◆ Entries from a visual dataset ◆
● ● ● ● ● ● ●

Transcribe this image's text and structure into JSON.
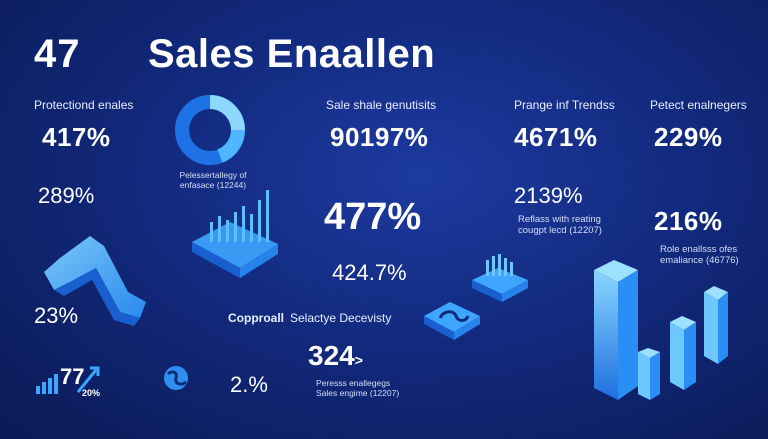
{
  "header": {
    "number": "47",
    "title": "Sales Enaallen"
  },
  "col1": {
    "label": "Protectiond enales",
    "value_a": "417%",
    "value_b": "289%",
    "value_c": "23%",
    "value_d": "77",
    "value_d_sub": "20%"
  },
  "col2": {
    "caption_line1": "Pelessertallegy of",
    "caption_line2": "enfasace (12244)"
  },
  "col3": {
    "label": "Sale shale genutisits",
    "value_a": "90197%",
    "value_b": "477%",
    "value_c": "424.7%"
  },
  "col4": {
    "label": "Prange inf Trendss",
    "value_a": "4671%",
    "value_b": "2139%",
    "caption_line1": "Reflass with reating",
    "caption_line2": "cougpt lecd (12207)"
  },
  "col5": {
    "label": "Petect enalnegers",
    "value_a": "229%",
    "value_b": "216%",
    "caption_line1": "Role enallsss ofes",
    "caption_line2": "emaliance (46776)"
  },
  "bottom": {
    "copproll": "Copproall",
    "selactye": "Selactye Decevisty",
    "value_percent": "2.%",
    "value_big": "324",
    "value_arrow": ">",
    "caption_line1": "Peresss enallegegs",
    "caption_line2": "Sales engime (12207)"
  },
  "colors": {
    "accent": "#3aa8ff",
    "accent_light": "#7fd0ff",
    "bg": "#122a7e"
  }
}
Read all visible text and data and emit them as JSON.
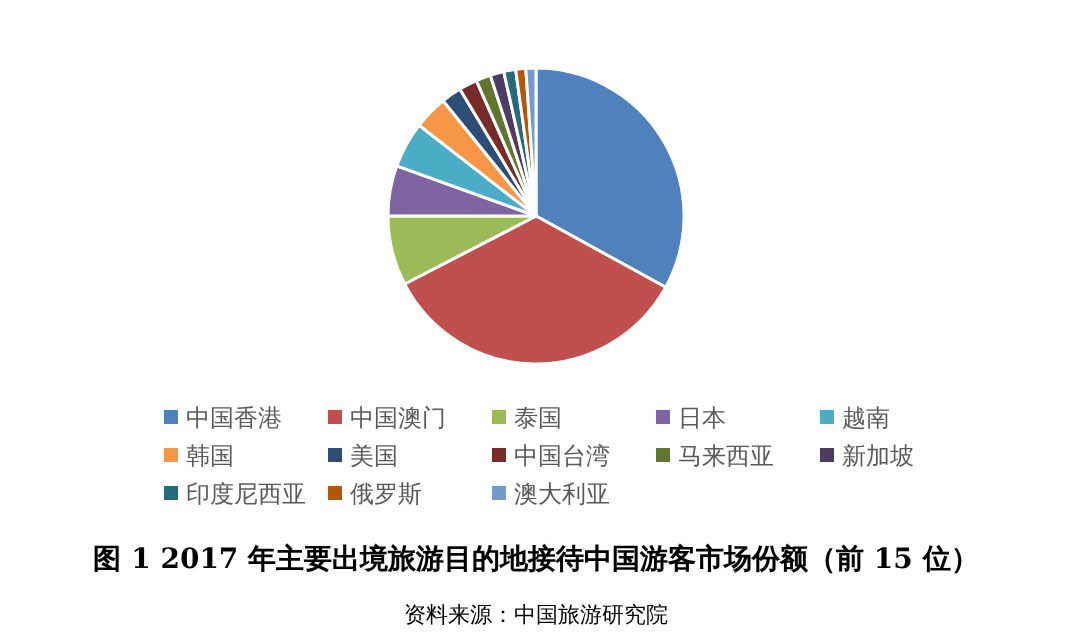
{
  "chart_data": {
    "type": "pie",
    "title": "图 1 2017 年主要出境旅游目的地接待中国游客市场份额（前 15 位）",
    "annotations": [
      "资料来源：中国旅游研究院"
    ],
    "legend": "bottom",
    "categories": [
      "中国香港",
      "中国澳门",
      "泰国",
      "日本",
      "越南",
      "韩国",
      "美国",
      "中国台湾",
      "马来西亚",
      "新加坡",
      "印度尼西亚",
      "俄罗斯",
      "澳大利亚"
    ],
    "values": [
      33,
      34.4,
      7.6,
      5.5,
      5,
      3.7,
      2.2,
      2,
      1.6,
      1.5,
      1.3,
      1.1,
      1.1
    ],
    "colors": [
      "#4f81bd",
      "#c0504d",
      "#9bbb59",
      "#8064a2",
      "#4bacc6",
      "#f79646",
      "#2c4d75",
      "#772c2a",
      "#5f7530",
      "#4d3b62",
      "#276a7c",
      "#b65708",
      "#729aca"
    ]
  }
}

● ● ● ● ● ● ●

◆ Problem requirements ◆
Repeat the listing verbatim. Skip the pictures.

◆ Solution for this problem ◆
Transcribe this image's text and structure into JSON.
{
  "header": {
    "number": "47",
    "title": "Sales Enaallen"
  },
  "col1": {
    "label": "Protectiond enales",
    "value_a": "417%",
    "value_b": "289%",
    "value_c": "23%",
    "value_d": "77",
    "value_d_sub": "20%"
  },
  "col2": {
    "caption_line1": "Pelessertallegy of",
    "caption_line2": "enfasace (12244)"
  },
  "col3": {
    "label": "Sale shale genutisits",
    "value_a": "90197%",
    "value_b": "477%",
    "value_c": "424.7%"
  },
  "col4": {
    "label": "Prange inf Trendss",
    "value_a": "4671%",
    "value_b": "2139%",
    "caption_line1": "Reflass with reating",
    "caption_line2": "cougpt lecd (12207)"
  },
  "col5": {
    "label": "Petect enalnegers",
    "value_a": "229%",
    "value_b": "216%",
    "caption_line1": "Role enallsss ofes",
    "caption_line2": "emaliance (46776)"
  },
  "bottom": {
    "copproll": "Copproall",
    "selactye": "Selactye Decevisty",
    "value_percent": "2.%",
    "value_big": "324",
    "value_arrow": ">",
    "caption_line1": "Peresss enallegegs",
    "caption_line2": "Sales engime (12207)"
  },
  "colors": {
    "accent": "#3aa8ff",
    "accent_light": "#7fd0ff",
    "bg": "#122a7e"
  }
}
Read all visible text and data and emit them as JSON.
{
  "chart_data": {
    "type": "pie",
    "title": "图 1 2017 年主要出境旅游目的地接待中国游客市场份额（前 15 位）",
    "annotations": [
      "资料来源：中国旅游研究院"
    ],
    "legend": "bottom",
    "categories": [
      "中国香港",
      "中国澳门",
      "泰国",
      "日本",
      "越南",
      "韩国",
      "美国",
      "中国台湾",
      "马来西亚",
      "新加坡",
      "印度尼西亚",
      "俄罗斯",
      "澳大利亚"
    ],
    "values": [
      33,
      34.4,
      7.6,
      5.5,
      5,
      3.7,
      2.2,
      2,
      1.6,
      1.5,
      1.3,
      1.1,
      1.1
    ],
    "colors": [
      "#4f81bd",
      "#c0504d",
      "#9bbb59",
      "#8064a2",
      "#4bacc6",
      "#f79646",
      "#2c4d75",
      "#772c2a",
      "#5f7530",
      "#4d3b62",
      "#276a7c",
      "#b65708",
      "#729aca"
    ]
  }
}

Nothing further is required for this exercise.